» **WRITTEN INSTRUCTION**:
Set the data down again, exactly as it reads, but without the pictures.

» **Dataset entries**:
* * * *
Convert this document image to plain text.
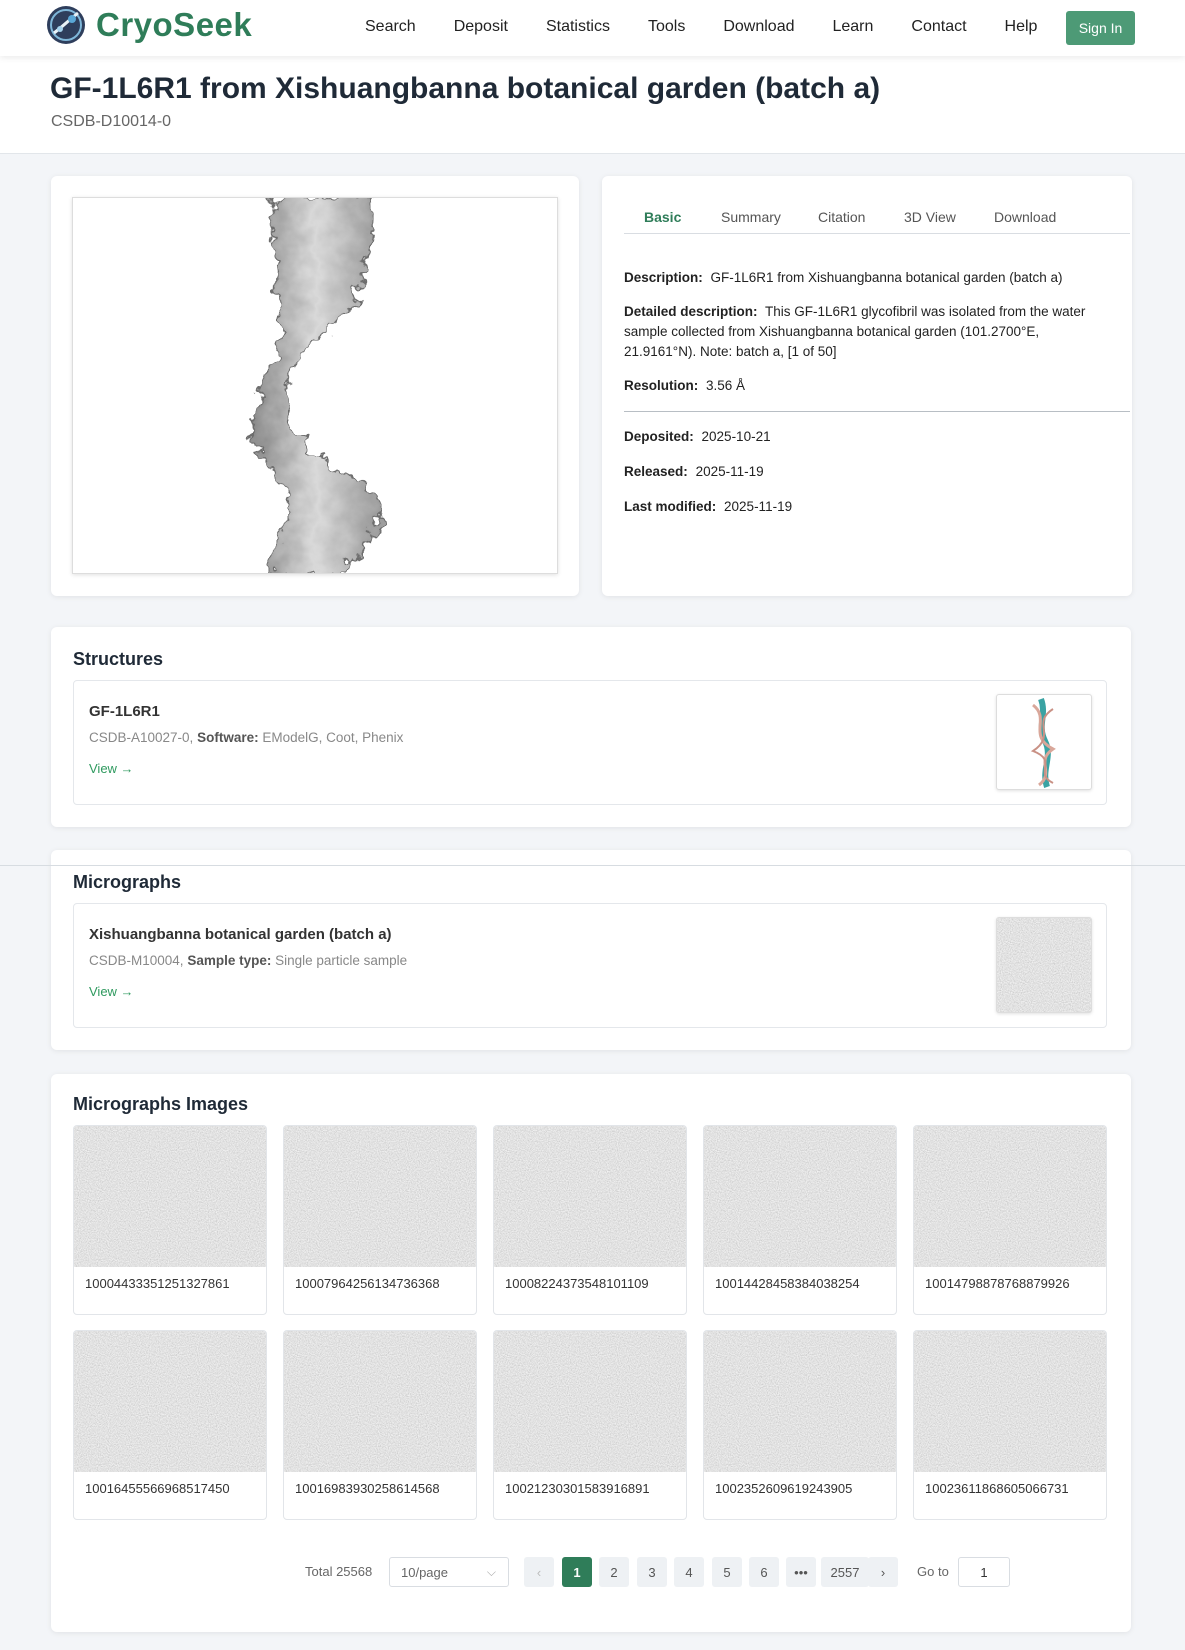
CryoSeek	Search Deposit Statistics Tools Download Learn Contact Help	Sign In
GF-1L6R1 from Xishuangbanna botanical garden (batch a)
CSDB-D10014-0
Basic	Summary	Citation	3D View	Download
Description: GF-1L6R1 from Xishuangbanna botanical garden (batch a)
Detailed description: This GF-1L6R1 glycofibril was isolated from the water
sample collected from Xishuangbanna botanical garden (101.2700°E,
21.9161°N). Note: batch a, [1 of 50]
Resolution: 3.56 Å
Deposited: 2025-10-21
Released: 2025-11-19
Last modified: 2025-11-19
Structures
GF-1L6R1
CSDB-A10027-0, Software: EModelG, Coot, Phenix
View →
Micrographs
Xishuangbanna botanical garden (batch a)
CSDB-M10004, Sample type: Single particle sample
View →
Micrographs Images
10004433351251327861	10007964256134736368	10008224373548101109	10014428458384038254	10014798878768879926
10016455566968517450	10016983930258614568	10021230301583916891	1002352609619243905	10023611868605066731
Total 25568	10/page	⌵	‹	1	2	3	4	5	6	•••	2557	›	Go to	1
* * * *
» **REPLY**:
Convert this document image to plain text.
CryoSeek	Search Deposit Statistics Tools Download Learn Contact Help	Sign In
GF-1L6R1 from Xishuangbanna botanical garden (batch a)
CSDB-D10014-0
Basic	Summary	Citation	3D View	Download
Description: GF-1L6R1 from Xishuangbanna botanical garden (batch a)
Detailed description: This GF-1L6R1 glycofibril was isolated from the water
sample collected from Xishuangbanna botanical garden (101.2700°E,
21.9161°N). Note: batch a, [1 of 50]
Resolution: 3.56 Å
Deposited: 2025-10-21
Released: 2025-11-19
Last modified: 2025-11-19
Structures
GF-1L6R1
CSDB-A10027-0, Software: EModelG, Coot, Phenix
View →
Micrographs
Xishuangbanna botanical garden (batch a)
CSDB-M10004, Sample type: Single particle sample
View →
Micrographs Images
10004433351251327861	10007964256134736368	10008224373548101109	10014428458384038254	10014798878768879926
10016455566968517450	10016983930258614568	10021230301583916891	1002352609619243905	10023611868605066731
Total 25568	10/page	⌵	‹	1	2	3	4	5	6	•••	2557	›	Go to	1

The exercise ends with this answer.